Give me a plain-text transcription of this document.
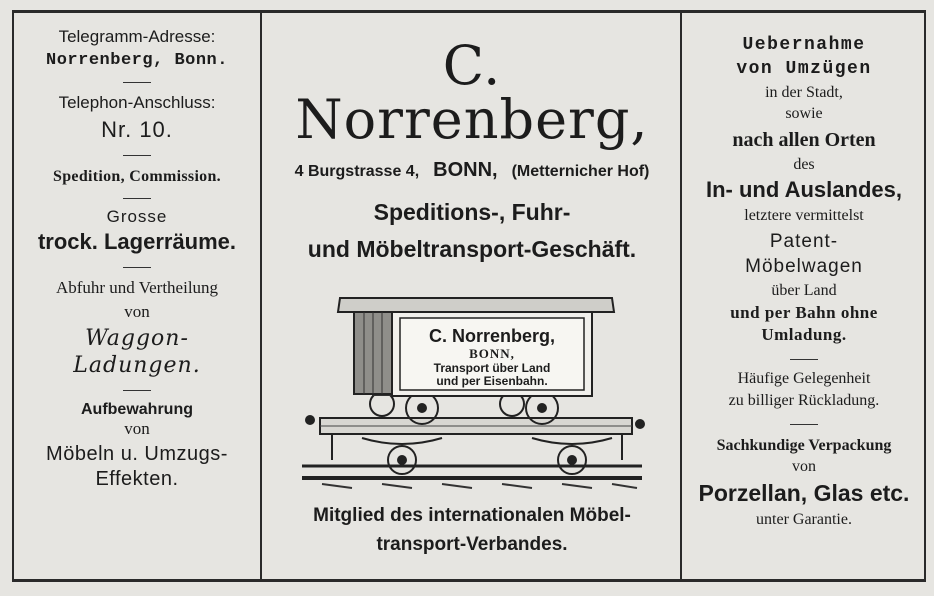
Telegramm-Adresse:
Norrenberg, Bonn.
Telephon-Anschluss:
Nr. 10.
Spedition, Commission.
Grosse
trock. Lagerräume.
Abfuhr und Vertheilung
von
Waggon-
Ladungen.
Aufbewahrung
von
Möbeln u. Umzugs-
Effekten.
C. Norrenberg,
4 Burgstrasse 4, BONN, (Metternicher Hof)
Speditions-, Fuhr-
und Möbeltransport-Geschäft.
C. Norrenberg,
BONN,
Transport über Land
und per Eisenbahn.
Mitglied des internationalen Möbel-
transport-Verbandes.
Uebernahme
von Umzügen
in der Stadt,
sowie
nach allen Orten
des
In- und Auslandes,
letztere vermittelst
Patent-
Möbelwagen
über Land
und per Bahn ohne
Umladung.
Häufige Gelegenheit
zu billiger Rückladung.
Sachkundige Verpackung
von
Porzellan, Glas etc.
unter Garantie.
----
Task details - Print all entries exactly. The images do not belong in the copy.

Response for this exercise -
Give me a plain-text transcription of this document.
Telegramm-Adresse:
Norrenberg, Bonn.
Telephon-Anschluss:
Nr. 10.
Spedition, Commission.
Grosse
trock. Lagerräume.
Abfuhr und Vertheilung
von
Waggon-
Ladungen.
Aufbewahrung
von
Möbeln u. Umzugs-
Effekten.
C. Norrenberg,
4 Burgstrasse 4, BONN, (Metternicher Hof)
Speditions-, Fuhr-
und Möbeltransport-Geschäft.
C. Norrenberg,
BONN,
Transport über Land
und per Eisenbahn.
Mitglied des internationalen Möbel-
transport-Verbandes.
Uebernahme
von Umzügen
in der Stadt,
sowie
nach allen Orten
des
In- und Auslandes,
letztere vermittelst
Patent-
Möbelwagen
über Land
und per Bahn ohne
Umladung.
Häufige Gelegenheit
zu billiger Rückladung.
Sachkundige Verpackung
von
Porzellan, Glas etc.
unter Garantie.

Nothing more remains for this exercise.